## Task
Write out only the lines from the line containing "Decode this chart: output" to the end of the listing below, both included, exactly as they stand. Drop the pictures.

[Stored data entries]
______
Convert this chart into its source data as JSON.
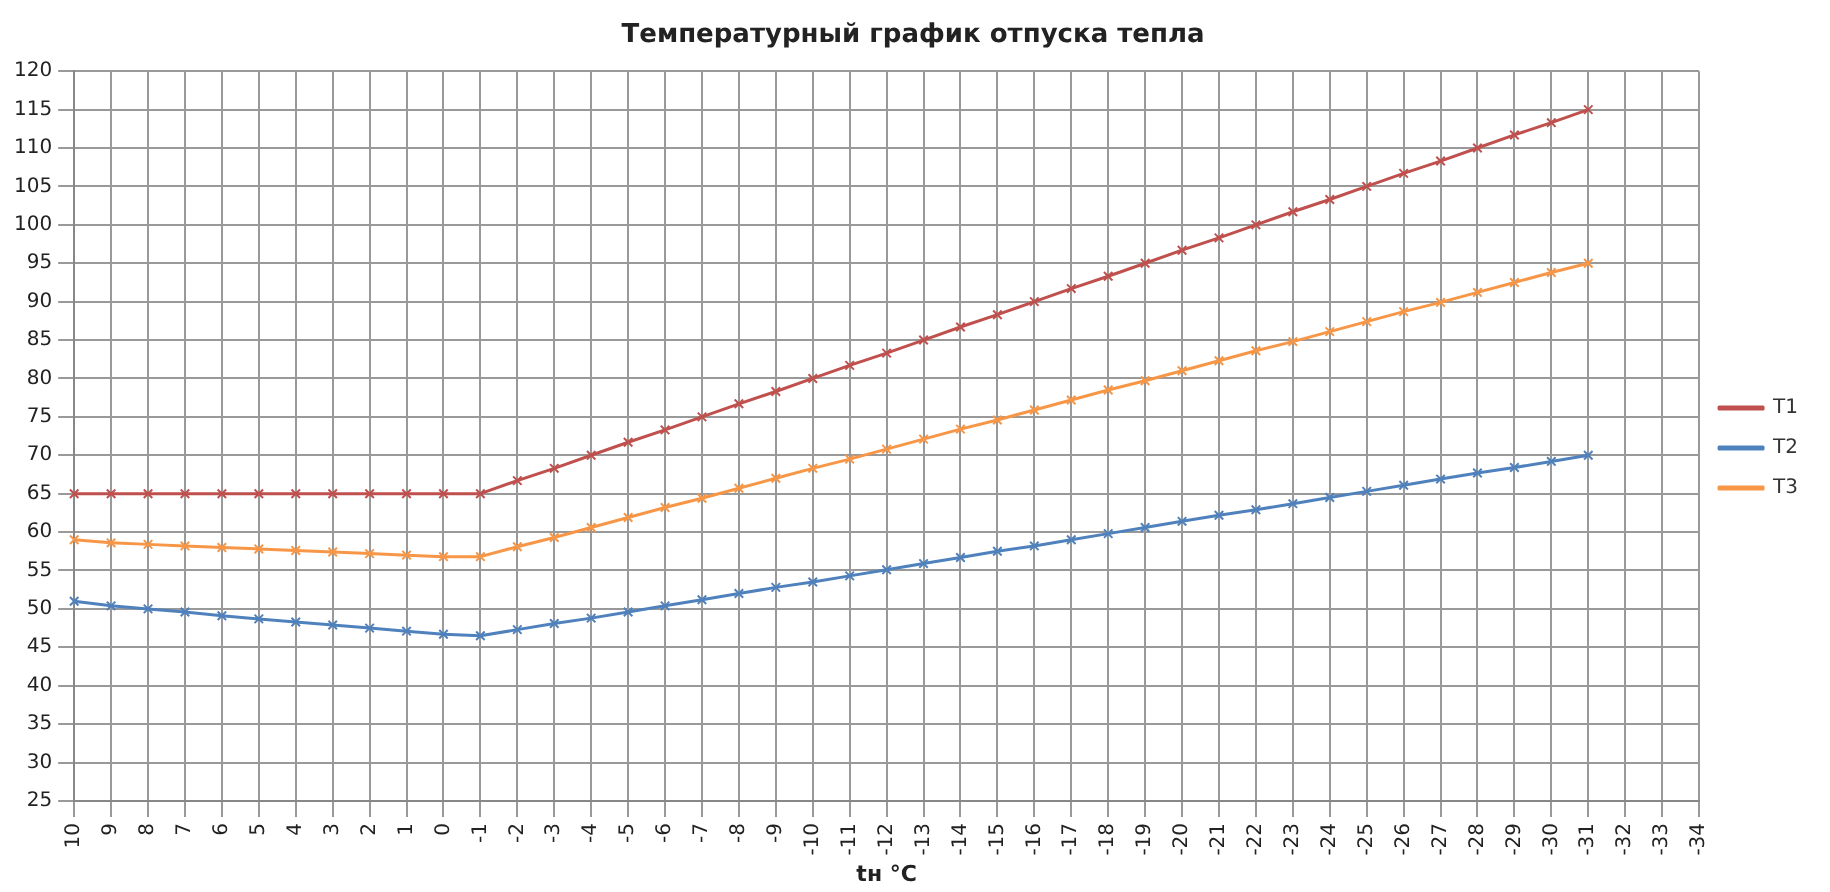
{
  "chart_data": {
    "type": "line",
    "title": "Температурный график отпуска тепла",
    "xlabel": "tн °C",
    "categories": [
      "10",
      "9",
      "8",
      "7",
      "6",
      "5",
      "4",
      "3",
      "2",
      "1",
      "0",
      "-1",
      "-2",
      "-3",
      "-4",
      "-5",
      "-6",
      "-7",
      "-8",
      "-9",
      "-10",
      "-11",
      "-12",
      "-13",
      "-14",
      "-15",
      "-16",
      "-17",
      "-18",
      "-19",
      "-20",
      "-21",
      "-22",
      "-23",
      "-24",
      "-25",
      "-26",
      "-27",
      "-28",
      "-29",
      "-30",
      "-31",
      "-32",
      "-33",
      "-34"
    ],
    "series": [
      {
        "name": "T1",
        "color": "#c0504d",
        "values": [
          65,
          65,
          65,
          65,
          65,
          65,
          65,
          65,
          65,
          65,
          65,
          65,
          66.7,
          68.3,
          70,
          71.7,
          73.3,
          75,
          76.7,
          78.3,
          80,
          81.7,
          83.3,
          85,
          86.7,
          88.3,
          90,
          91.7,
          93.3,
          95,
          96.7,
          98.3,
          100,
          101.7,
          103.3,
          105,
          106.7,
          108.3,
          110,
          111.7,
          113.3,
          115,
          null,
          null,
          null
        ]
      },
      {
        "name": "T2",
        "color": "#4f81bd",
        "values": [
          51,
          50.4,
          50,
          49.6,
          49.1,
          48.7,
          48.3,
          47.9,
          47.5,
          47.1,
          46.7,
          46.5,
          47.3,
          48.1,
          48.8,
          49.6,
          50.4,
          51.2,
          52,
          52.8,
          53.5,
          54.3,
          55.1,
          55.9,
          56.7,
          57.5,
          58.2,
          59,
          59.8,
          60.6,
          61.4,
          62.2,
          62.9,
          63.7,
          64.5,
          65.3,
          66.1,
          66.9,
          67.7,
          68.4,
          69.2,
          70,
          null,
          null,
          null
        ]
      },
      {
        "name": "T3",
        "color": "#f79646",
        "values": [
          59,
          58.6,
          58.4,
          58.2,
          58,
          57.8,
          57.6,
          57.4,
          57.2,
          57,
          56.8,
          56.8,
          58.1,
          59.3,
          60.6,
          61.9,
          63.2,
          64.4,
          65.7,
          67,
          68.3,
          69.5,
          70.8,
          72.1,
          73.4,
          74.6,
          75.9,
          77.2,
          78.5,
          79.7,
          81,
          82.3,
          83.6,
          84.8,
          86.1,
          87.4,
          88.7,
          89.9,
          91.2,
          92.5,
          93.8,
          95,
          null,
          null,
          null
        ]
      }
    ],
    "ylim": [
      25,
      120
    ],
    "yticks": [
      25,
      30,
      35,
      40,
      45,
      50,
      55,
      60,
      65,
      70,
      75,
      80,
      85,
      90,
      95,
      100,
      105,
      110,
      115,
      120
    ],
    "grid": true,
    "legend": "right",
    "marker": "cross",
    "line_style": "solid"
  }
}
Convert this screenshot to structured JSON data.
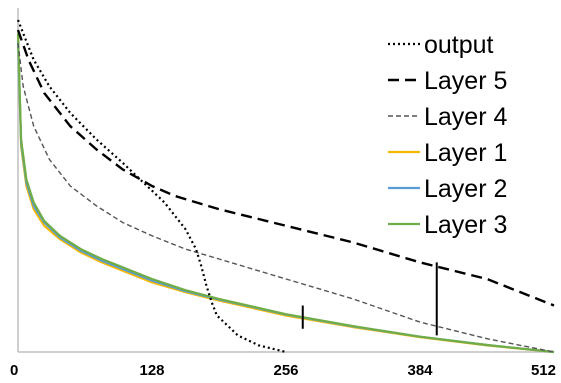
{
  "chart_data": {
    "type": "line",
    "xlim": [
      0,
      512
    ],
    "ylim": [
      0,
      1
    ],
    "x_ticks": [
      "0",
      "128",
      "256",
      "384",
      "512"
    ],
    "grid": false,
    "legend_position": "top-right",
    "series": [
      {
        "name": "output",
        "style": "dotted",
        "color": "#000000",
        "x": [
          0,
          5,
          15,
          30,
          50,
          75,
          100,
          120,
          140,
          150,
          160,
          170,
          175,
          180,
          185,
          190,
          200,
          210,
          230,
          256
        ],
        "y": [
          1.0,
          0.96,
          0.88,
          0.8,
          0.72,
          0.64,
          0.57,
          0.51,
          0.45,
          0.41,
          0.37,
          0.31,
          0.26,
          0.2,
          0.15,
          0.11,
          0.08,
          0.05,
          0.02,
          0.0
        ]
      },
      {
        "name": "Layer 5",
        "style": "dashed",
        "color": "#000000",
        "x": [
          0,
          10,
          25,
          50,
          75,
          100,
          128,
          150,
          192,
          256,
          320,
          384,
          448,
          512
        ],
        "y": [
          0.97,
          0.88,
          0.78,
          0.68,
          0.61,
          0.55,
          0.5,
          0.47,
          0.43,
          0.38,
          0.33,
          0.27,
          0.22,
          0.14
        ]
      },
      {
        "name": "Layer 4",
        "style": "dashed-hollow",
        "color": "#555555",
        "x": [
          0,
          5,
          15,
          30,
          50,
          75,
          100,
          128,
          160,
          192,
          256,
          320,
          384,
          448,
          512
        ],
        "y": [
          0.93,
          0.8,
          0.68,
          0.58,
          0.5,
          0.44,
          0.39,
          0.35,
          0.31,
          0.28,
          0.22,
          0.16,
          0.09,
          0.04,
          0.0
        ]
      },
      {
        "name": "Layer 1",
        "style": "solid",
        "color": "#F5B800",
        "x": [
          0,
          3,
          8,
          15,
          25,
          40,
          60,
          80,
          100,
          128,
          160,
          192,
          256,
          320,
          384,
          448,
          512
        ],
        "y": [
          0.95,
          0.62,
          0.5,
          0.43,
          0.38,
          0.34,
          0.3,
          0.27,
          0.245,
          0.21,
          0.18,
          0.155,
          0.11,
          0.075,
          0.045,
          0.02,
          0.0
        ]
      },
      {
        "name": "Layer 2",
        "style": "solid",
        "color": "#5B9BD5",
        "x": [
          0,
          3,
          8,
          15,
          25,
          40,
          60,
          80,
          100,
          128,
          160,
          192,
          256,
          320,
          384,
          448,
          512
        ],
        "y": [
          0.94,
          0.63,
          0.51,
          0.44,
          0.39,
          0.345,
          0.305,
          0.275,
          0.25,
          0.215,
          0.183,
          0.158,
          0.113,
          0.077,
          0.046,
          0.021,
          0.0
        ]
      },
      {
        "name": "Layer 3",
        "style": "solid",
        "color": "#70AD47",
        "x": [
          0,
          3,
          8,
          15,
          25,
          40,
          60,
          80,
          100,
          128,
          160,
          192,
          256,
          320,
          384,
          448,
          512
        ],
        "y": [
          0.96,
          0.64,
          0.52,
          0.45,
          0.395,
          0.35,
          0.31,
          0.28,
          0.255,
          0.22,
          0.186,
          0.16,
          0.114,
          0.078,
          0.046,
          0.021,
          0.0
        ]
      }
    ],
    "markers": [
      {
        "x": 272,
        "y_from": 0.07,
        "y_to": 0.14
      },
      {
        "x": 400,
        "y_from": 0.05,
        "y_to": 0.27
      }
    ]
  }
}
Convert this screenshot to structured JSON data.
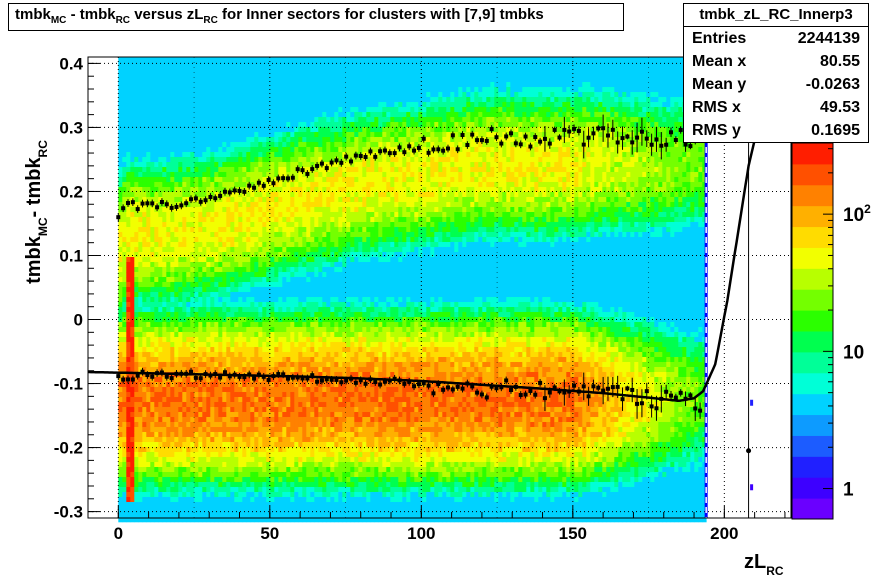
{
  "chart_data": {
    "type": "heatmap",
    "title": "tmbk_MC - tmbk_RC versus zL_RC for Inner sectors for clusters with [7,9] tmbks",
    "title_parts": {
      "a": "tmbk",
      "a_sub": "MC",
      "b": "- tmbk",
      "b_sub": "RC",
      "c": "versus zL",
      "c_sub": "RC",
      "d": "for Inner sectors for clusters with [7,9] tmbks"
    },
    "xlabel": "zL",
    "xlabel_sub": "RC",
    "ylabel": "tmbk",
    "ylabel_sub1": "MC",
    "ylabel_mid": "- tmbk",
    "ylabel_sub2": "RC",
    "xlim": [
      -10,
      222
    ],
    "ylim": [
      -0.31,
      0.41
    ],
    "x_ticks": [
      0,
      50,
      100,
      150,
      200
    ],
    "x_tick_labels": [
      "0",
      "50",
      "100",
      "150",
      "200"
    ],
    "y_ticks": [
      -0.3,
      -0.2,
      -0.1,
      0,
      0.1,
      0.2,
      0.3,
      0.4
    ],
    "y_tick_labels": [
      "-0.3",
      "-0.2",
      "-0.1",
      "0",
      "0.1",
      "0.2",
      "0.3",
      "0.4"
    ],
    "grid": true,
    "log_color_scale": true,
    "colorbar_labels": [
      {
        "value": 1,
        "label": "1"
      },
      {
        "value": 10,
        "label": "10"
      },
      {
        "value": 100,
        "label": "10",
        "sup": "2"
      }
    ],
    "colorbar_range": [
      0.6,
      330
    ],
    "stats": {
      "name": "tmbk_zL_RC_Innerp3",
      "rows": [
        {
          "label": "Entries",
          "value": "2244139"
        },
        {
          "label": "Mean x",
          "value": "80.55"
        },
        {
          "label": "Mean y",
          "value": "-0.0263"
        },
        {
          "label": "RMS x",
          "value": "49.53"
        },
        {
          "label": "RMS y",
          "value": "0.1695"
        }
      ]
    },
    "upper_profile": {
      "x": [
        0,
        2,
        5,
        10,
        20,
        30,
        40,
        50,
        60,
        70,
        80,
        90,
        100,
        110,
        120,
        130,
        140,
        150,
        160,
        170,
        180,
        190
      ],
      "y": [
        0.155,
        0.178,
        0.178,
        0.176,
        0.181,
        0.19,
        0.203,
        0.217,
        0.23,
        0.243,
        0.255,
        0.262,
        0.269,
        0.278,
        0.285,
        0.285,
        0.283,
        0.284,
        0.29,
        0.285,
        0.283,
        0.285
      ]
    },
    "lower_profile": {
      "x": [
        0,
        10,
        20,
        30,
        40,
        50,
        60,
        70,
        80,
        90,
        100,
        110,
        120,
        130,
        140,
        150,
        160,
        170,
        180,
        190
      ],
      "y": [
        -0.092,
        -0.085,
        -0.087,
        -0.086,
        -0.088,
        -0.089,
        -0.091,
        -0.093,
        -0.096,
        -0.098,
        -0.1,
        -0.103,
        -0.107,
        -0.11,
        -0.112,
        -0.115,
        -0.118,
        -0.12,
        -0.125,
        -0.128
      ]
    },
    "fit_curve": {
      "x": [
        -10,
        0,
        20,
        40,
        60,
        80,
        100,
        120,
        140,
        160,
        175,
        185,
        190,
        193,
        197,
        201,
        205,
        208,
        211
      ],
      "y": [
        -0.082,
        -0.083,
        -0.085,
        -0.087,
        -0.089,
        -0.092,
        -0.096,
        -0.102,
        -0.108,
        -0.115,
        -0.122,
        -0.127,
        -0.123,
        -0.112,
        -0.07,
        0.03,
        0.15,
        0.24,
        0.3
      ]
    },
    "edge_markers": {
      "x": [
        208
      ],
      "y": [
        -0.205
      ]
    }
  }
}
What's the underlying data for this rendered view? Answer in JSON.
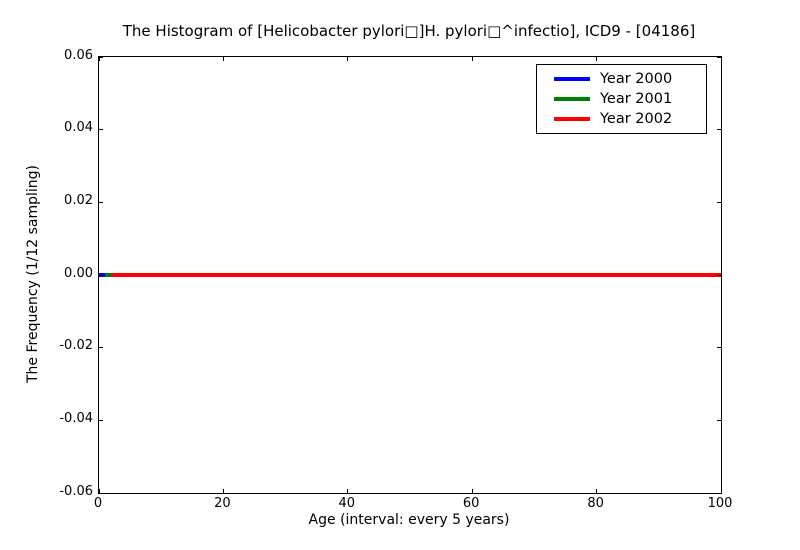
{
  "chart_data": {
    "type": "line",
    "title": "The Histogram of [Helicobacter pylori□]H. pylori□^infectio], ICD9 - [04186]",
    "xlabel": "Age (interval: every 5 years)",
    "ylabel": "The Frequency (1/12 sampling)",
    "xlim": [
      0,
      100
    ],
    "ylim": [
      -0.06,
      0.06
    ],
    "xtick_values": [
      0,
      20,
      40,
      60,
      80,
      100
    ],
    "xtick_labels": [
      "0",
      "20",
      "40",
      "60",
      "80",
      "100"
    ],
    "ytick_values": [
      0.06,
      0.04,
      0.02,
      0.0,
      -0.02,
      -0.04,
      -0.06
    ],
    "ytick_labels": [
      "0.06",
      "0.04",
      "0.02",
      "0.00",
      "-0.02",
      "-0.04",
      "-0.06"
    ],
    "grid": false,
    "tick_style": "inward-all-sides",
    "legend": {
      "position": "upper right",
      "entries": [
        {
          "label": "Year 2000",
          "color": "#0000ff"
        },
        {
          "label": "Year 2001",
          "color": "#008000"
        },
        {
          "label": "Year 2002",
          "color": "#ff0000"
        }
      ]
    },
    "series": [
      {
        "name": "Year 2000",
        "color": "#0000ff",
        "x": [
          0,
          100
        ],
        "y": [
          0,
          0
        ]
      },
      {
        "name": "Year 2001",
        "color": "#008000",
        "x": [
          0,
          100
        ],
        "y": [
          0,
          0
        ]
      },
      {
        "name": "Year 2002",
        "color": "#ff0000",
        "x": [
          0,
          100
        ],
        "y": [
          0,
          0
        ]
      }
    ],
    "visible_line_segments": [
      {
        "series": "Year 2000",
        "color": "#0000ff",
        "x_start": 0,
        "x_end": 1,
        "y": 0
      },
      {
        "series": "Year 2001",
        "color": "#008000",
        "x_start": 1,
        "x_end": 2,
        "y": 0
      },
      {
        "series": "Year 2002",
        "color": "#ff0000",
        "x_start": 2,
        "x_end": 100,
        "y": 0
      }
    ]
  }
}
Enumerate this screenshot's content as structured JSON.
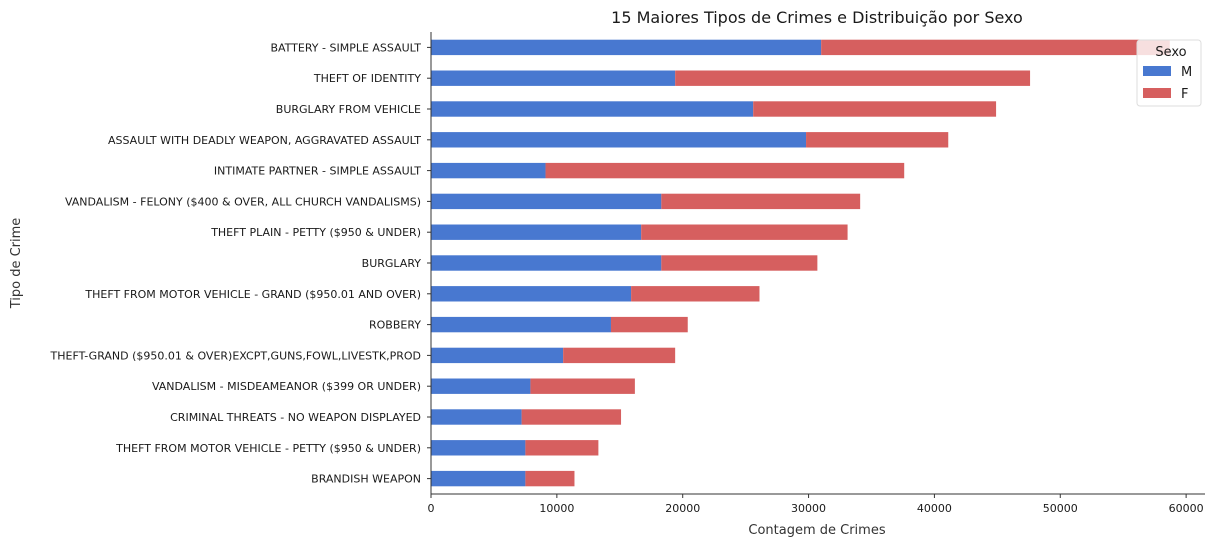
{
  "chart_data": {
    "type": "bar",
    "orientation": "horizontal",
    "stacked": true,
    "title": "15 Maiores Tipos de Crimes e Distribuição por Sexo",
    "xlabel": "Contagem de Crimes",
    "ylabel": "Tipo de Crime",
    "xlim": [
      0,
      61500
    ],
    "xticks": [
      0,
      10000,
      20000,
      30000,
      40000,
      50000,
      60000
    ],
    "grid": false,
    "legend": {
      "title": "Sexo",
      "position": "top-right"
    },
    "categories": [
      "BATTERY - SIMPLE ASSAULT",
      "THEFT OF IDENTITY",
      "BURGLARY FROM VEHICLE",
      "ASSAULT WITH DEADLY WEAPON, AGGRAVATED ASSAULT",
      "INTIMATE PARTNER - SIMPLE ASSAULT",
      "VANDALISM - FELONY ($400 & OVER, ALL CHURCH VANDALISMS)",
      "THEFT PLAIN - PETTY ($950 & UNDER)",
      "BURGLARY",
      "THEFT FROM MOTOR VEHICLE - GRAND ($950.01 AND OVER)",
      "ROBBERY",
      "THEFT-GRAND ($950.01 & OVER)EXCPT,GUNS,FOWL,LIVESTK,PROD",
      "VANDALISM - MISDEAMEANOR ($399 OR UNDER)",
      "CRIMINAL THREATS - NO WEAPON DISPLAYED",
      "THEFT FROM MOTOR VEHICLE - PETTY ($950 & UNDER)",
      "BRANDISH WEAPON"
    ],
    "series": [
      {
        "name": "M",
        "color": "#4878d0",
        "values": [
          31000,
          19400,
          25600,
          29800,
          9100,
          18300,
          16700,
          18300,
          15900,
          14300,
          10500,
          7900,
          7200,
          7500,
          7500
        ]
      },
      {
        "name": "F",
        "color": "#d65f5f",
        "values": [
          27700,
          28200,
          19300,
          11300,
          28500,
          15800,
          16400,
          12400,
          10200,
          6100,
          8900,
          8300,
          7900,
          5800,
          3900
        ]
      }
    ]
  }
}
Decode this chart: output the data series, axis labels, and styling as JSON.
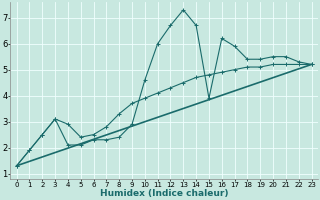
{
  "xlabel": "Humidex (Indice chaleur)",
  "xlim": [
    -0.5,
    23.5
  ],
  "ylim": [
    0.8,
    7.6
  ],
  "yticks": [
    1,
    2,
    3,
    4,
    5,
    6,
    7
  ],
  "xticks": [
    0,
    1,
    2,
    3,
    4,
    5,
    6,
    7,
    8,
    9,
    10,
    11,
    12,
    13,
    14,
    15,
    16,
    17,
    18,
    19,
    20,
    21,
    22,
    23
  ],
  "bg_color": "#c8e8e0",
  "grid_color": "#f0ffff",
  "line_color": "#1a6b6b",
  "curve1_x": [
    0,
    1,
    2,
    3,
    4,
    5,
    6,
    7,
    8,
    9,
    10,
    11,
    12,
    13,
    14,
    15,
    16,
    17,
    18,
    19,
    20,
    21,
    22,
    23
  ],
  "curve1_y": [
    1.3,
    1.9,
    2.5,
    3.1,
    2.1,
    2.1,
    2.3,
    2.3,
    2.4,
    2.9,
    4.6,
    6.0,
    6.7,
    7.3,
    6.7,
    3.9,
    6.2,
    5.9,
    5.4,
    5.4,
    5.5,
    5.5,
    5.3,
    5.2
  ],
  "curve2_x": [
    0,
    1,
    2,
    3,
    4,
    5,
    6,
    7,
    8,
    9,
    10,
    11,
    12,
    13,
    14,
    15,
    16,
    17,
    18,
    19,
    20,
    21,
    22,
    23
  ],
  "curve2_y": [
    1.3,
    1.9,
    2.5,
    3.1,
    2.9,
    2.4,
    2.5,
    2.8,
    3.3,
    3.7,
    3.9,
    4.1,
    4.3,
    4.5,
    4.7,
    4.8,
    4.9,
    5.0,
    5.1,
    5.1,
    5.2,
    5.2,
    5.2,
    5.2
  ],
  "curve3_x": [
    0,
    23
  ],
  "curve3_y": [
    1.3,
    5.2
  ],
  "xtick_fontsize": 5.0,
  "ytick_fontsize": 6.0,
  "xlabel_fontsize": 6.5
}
______
## Result of this task
Decode this chart: output the data series, axis labels, and styling as JSON.
{
  "xlabel": "Humidex (Indice chaleur)",
  "xlim": [
    -0.5,
    23.5
  ],
  "ylim": [
    0.8,
    7.6
  ],
  "yticks": [
    1,
    2,
    3,
    4,
    5,
    6,
    7
  ],
  "xticks": [
    0,
    1,
    2,
    3,
    4,
    5,
    6,
    7,
    8,
    9,
    10,
    11,
    12,
    13,
    14,
    15,
    16,
    17,
    18,
    19,
    20,
    21,
    22,
    23
  ],
  "bg_color": "#c8e8e0",
  "grid_color": "#f0ffff",
  "line_color": "#1a6b6b",
  "curve1_x": [
    0,
    1,
    2,
    3,
    4,
    5,
    6,
    7,
    8,
    9,
    10,
    11,
    12,
    13,
    14,
    15,
    16,
    17,
    18,
    19,
    20,
    21,
    22,
    23
  ],
  "curve1_y": [
    1.3,
    1.9,
    2.5,
    3.1,
    2.1,
    2.1,
    2.3,
    2.3,
    2.4,
    2.9,
    4.6,
    6.0,
    6.7,
    7.3,
    6.7,
    3.9,
    6.2,
    5.9,
    5.4,
    5.4,
    5.5,
    5.5,
    5.3,
    5.2
  ],
  "curve2_x": [
    0,
    1,
    2,
    3,
    4,
    5,
    6,
    7,
    8,
    9,
    10,
    11,
    12,
    13,
    14,
    15,
    16,
    17,
    18,
    19,
    20,
    21,
    22,
    23
  ],
  "curve2_y": [
    1.3,
    1.9,
    2.5,
    3.1,
    2.9,
    2.4,
    2.5,
    2.8,
    3.3,
    3.7,
    3.9,
    4.1,
    4.3,
    4.5,
    4.7,
    4.8,
    4.9,
    5.0,
    5.1,
    5.1,
    5.2,
    5.2,
    5.2,
    5.2
  ],
  "curve3_x": [
    0,
    23
  ],
  "curve3_y": [
    1.3,
    5.2
  ],
  "xtick_fontsize": 5.0,
  "ytick_fontsize": 6.0,
  "xlabel_fontsize": 6.5
}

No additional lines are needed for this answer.